> [Exercise description]
Your task is to copy each line that has the word "bulk".

══════════

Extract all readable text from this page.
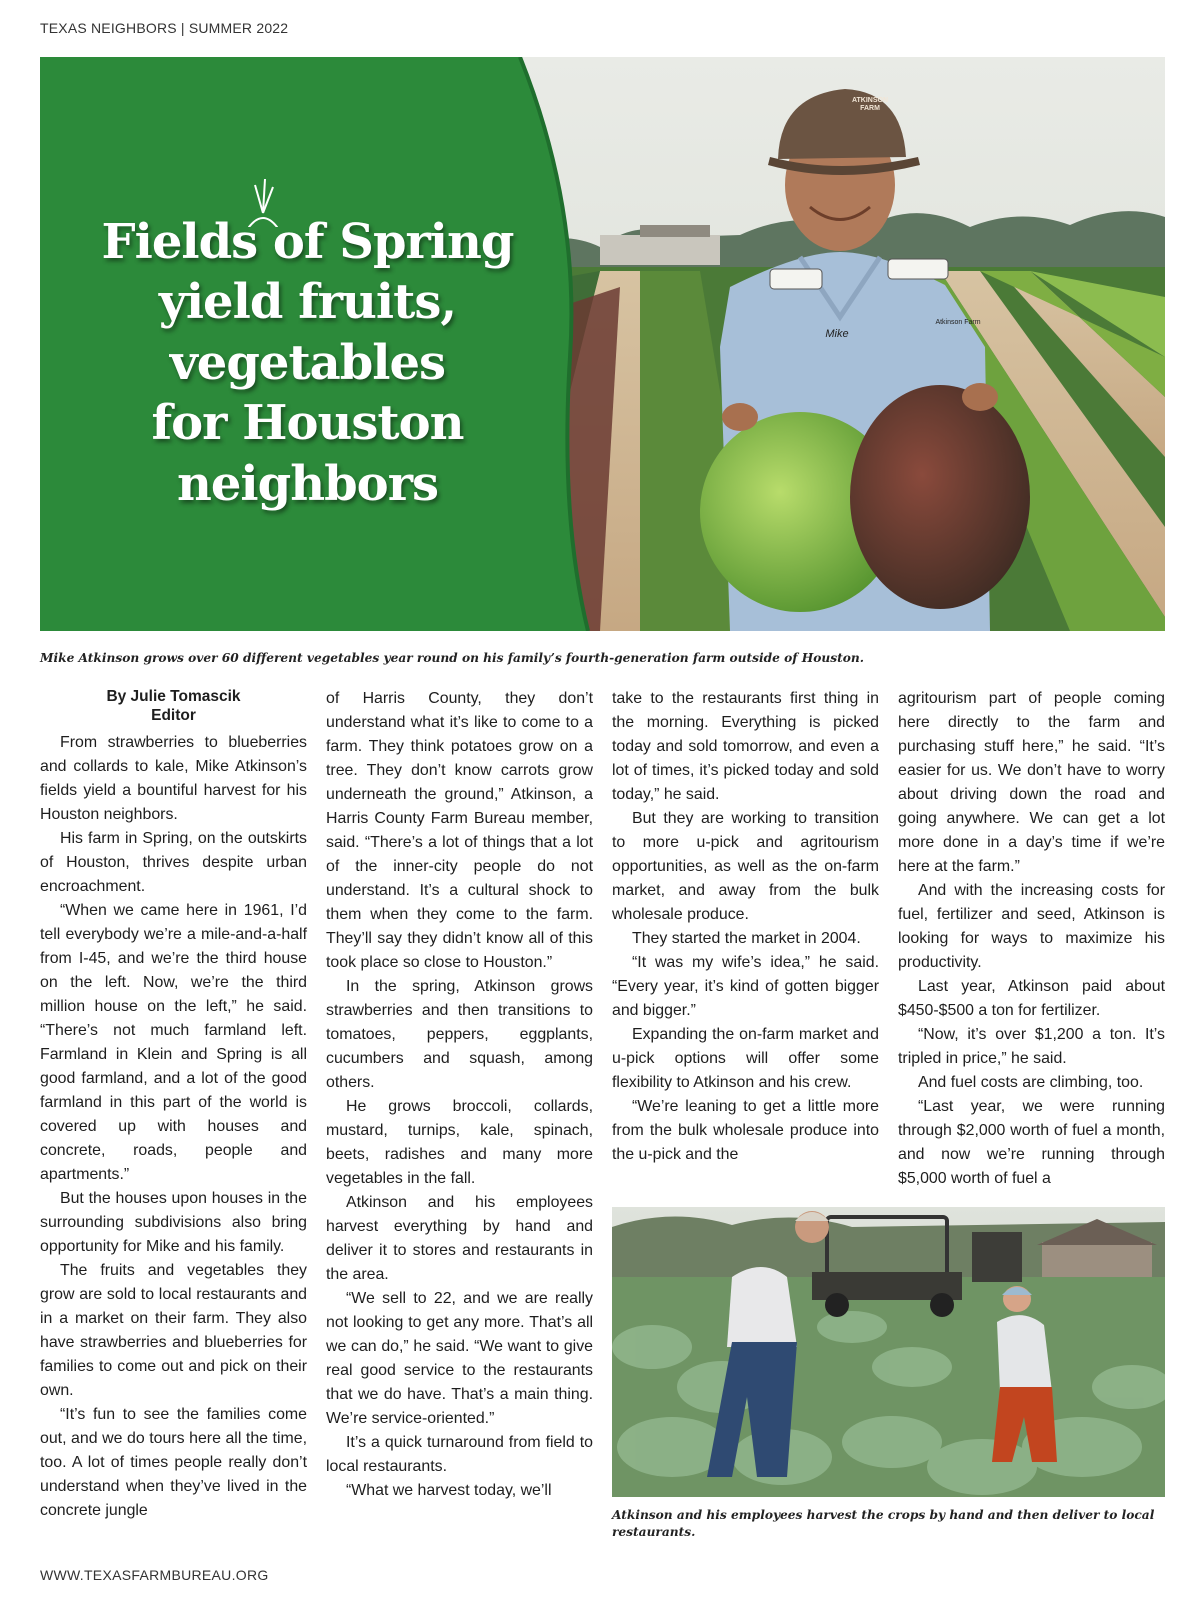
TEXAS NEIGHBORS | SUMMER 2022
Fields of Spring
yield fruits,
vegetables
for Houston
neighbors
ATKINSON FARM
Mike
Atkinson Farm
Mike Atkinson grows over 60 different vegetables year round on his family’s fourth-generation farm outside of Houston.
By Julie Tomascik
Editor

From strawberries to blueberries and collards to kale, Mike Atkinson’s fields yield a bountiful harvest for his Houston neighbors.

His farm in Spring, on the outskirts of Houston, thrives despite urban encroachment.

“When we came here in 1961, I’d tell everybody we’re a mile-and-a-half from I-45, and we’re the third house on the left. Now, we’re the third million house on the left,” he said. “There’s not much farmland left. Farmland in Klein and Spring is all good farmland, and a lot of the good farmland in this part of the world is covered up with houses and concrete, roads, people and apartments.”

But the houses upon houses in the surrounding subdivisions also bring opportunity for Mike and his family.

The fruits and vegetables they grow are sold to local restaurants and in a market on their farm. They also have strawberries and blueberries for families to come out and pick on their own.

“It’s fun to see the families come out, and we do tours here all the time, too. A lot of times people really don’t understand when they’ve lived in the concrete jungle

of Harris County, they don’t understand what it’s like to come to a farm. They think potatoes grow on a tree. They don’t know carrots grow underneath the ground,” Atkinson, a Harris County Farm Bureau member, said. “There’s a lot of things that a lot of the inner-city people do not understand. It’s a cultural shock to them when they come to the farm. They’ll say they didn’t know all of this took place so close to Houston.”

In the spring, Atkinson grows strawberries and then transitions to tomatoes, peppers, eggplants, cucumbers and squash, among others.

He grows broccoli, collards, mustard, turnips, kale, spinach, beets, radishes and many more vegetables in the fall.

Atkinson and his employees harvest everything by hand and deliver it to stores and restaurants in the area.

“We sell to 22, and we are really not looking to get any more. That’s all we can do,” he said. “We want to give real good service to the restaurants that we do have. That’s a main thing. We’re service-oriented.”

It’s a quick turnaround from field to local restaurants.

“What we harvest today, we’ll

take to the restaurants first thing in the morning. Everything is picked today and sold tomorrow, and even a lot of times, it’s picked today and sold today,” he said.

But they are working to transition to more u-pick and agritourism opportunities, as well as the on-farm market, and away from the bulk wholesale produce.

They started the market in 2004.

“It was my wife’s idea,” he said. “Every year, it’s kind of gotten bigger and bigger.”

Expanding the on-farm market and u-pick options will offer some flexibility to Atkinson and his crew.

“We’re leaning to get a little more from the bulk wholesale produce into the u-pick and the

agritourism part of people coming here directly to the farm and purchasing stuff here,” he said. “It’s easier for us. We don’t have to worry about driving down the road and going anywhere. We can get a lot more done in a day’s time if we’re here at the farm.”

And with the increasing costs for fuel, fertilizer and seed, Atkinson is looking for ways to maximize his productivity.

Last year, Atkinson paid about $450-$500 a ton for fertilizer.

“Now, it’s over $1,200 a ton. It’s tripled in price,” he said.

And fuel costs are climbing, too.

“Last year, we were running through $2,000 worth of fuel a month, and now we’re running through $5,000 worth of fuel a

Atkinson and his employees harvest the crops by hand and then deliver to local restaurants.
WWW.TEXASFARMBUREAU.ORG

══════════

> [Written answer]
But they are working to transition to more u-pick and agritourism opportunities, as well as the on-farm market, and away from the bulk wholesale produce.
“We’re leaning to get a little more from the bulk wholesale produce into the u-pick and the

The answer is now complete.